Problem to work on:
Write each line out again exactly as written.

(Records contained in a dataset)

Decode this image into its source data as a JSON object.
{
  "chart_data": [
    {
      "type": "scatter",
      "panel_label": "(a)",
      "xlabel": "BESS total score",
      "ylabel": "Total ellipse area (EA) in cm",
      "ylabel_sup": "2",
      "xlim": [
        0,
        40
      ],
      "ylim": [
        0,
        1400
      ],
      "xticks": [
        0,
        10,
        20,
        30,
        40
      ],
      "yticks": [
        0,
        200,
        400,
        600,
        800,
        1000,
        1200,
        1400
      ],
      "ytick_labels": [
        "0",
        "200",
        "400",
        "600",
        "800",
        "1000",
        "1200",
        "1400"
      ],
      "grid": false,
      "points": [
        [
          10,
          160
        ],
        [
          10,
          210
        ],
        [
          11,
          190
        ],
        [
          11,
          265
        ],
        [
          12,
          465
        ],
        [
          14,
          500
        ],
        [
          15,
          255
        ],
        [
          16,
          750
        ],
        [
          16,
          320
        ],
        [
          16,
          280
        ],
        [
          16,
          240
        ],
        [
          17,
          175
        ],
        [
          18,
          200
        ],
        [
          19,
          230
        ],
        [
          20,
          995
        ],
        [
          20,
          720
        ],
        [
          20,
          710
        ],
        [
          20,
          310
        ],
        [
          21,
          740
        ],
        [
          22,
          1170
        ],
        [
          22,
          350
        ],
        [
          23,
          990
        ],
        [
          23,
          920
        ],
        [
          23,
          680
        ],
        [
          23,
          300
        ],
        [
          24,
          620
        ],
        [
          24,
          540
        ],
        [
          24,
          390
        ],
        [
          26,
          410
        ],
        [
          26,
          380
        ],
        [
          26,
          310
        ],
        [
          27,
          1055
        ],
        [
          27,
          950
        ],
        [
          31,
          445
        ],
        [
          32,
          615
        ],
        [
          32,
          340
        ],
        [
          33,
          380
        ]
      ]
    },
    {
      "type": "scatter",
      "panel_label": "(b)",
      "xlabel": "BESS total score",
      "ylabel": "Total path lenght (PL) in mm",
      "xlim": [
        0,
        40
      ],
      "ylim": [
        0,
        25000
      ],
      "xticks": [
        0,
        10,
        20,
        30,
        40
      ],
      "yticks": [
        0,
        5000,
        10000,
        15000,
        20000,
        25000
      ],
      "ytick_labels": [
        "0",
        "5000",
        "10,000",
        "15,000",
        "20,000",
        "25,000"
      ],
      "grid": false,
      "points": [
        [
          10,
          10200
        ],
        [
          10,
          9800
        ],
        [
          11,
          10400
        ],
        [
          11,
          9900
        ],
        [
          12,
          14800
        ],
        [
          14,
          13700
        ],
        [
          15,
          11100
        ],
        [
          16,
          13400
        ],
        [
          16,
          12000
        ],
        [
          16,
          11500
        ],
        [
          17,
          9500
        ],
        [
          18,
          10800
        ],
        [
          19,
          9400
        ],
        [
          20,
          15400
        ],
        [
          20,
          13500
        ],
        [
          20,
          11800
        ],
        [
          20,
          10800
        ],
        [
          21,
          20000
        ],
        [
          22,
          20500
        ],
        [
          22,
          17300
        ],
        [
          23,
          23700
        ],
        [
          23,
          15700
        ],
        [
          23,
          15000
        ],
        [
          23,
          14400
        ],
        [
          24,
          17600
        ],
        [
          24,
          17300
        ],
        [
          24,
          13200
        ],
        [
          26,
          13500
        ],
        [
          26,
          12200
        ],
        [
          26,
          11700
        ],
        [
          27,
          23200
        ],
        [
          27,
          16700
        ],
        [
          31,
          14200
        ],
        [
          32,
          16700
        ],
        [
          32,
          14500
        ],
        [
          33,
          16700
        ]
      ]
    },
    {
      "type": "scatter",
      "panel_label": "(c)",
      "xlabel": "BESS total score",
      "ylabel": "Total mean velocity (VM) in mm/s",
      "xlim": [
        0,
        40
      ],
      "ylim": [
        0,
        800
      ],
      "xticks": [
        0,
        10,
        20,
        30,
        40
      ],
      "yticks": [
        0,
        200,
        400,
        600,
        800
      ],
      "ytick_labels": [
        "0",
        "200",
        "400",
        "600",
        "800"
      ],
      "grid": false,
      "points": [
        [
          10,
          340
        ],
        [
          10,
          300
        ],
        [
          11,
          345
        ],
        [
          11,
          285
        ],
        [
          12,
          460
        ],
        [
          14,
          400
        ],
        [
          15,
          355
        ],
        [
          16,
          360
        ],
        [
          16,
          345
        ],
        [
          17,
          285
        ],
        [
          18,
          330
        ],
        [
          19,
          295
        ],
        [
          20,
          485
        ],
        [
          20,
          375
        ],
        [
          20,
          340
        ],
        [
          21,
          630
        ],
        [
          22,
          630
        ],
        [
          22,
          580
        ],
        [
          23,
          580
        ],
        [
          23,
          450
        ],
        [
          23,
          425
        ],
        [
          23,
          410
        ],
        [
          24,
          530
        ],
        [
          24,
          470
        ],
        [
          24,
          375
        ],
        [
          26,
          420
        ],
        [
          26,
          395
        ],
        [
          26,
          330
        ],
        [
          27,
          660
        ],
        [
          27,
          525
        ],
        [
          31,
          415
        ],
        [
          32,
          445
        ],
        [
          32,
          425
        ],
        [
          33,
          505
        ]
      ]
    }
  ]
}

Correct output:
Decode this image into its source data as a JSON object.
{
  "chart_data": [
    {
      "type": "scatter",
      "panel_label": "(a)",
      "xlabel": "BESS total score",
      "ylabel": "Total ellipse area (EA) in cm",
      "ylabel_sup": "2",
      "xlim": [
        0,
        40
      ],
      "ylim": [
        0,
        1400
      ],
      "xticks": [
        0,
        10,
        20,
        30,
        40
      ],
      "yticks": [
        0,
        200,
        400,
        600,
        800,
        1000,
        1200,
        1400
      ],
      "ytick_labels": [
        "0",
        "200",
        "400",
        "600",
        "800",
        "1000",
        "1200",
        "1400"
      ],
      "grid": false,
      "points": [
        [
          10,
          160
        ],
        [
          10,
          210
        ],
        [
          11,
          190
        ],
        [
          11,
          265
        ],
        [
          12,
          465
        ],
        [
          14,
          500
        ],
        [
          15,
          255
        ],
        [
          16,
          750
        ],
        [
          16,
          320
        ],
        [
          16,
          280
        ],
        [
          16,
          240
        ],
        [
          17,
          175
        ],
        [
          18,
          200
        ],
        [
          19,
          230
        ],
        [
          20,
          995
        ],
        [
          20,
          720
        ],
        [
          20,
          710
        ],
        [
          20,
          310
        ],
        [
          21,
          740
        ],
        [
          22,
          1170
        ],
        [
          22,
          350
        ],
        [
          23,
          990
        ],
        [
          23,
          920
        ],
        [
          23,
          680
        ],
        [
          23,
          300
        ],
        [
          24,
          620
        ],
        [
          24,
          540
        ],
        [
          24,
          390
        ],
        [
          26,
          410
        ],
        [
          26,
          380
        ],
        [
          26,
          310
        ],
        [
          27,
          1055
        ],
        [
          27,
          950
        ],
        [
          31,
          445
        ],
        [
          32,
          615
        ],
        [
          32,
          340
        ],
        [
          33,
          380
        ]
      ]
    },
    {
      "type": "scatter",
      "panel_label": "(b)",
      "xlabel": "BESS total score",
      "ylabel": "Total path lenght (PL) in mm",
      "xlim": [
        0,
        40
      ],
      "ylim": [
        0,
        25000
      ],
      "xticks": [
        0,
        10,
        20,
        30,
        40
      ],
      "yticks": [
        0,
        5000,
        10000,
        15000,
        20000,
        25000
      ],
      "ytick_labels": [
        "0",
        "5000",
        "10,000",
        "15,000",
        "20,000",
        "25,000"
      ],
      "grid": false,
      "points": [
        [
          10,
          10200
        ],
        [
          10,
          9800
        ],
        [
          11,
          10400
        ],
        [
          11,
          9900
        ],
        [
          12,
          14800
        ],
        [
          14,
          13700
        ],
        [
          15,
          11100
        ],
        [
          16,
          13400
        ],
        [
          16,
          12000
        ],
        [
          16,
          11500
        ],
        [
          17,
          9500
        ],
        [
          18,
          10800
        ],
        [
          19,
          9400
        ],
        [
          20,
          15400
        ],
        [
          20,
          13500
        ],
        [
          20,
          11800
        ],
        [
          20,
          10800
        ],
        [
          21,
          20000
        ],
        [
          22,
          20500
        ],
        [
          22,
          17300
        ],
        [
          23,
          23700
        ],
        [
          23,
          15700
        ],
        [
          23,
          15000
        ],
        [
          23,
          14400
        ],
        [
          24,
          17600
        ],
        [
          24,
          17300
        ],
        [
          24,
          13200
        ],
        [
          26,
          13500
        ],
        [
          26,
          12200
        ],
        [
          26,
          11700
        ],
        [
          27,
          23200
        ],
        [
          27,
          16700
        ],
        [
          31,
          14200
        ],
        [
          32,
          16700
        ],
        [
          32,
          14500
        ],
        [
          33,
          16700
        ]
      ]
    },
    {
      "type": "scatter",
      "panel_label": "(c)",
      "xlabel": "BESS total score",
      "ylabel": "Total mean velocity (VM) in mm/s",
      "xlim": [
        0,
        40
      ],
      "ylim": [
        0,
        800
      ],
      "xticks": [
        0,
        10,
        20,
        30,
        40
      ],
      "yticks": [
        0,
        200,
        400,
        600,
        800
      ],
      "ytick_labels": [
        "0",
        "200",
        "400",
        "600",
        "800"
      ],
      "grid": false,
      "points": [
        [
          10,
          340
        ],
        [
          10,
          300
        ],
        [
          11,
          345
        ],
        [
          11,
          285
        ],
        [
          12,
          460
        ],
        [
          14,
          400
        ],
        [
          15,
          355
        ],
        [
          16,
          360
        ],
        [
          16,
          345
        ],
        [
          17,
          285
        ],
        [
          18,
          330
        ],
        [
          19,
          295
        ],
        [
          20,
          485
        ],
        [
          20,
          375
        ],
        [
          20,
          340
        ],
        [
          21,
          630
        ],
        [
          22,
          630
        ],
        [
          22,
          580
        ],
        [
          23,
          580
        ],
        [
          23,
          450
        ],
        [
          23,
          425
        ],
        [
          23,
          410
        ],
        [
          24,
          530
        ],
        [
          24,
          470
        ],
        [
          24,
          375
        ],
        [
          26,
          420
        ],
        [
          26,
          395
        ],
        [
          26,
          330
        ],
        [
          27,
          660
        ],
        [
          27,
          525
        ],
        [
          31,
          415
        ],
        [
          32,
          445
        ],
        [
          32,
          425
        ],
        [
          33,
          505
        ]
      ]
    }
  ]
}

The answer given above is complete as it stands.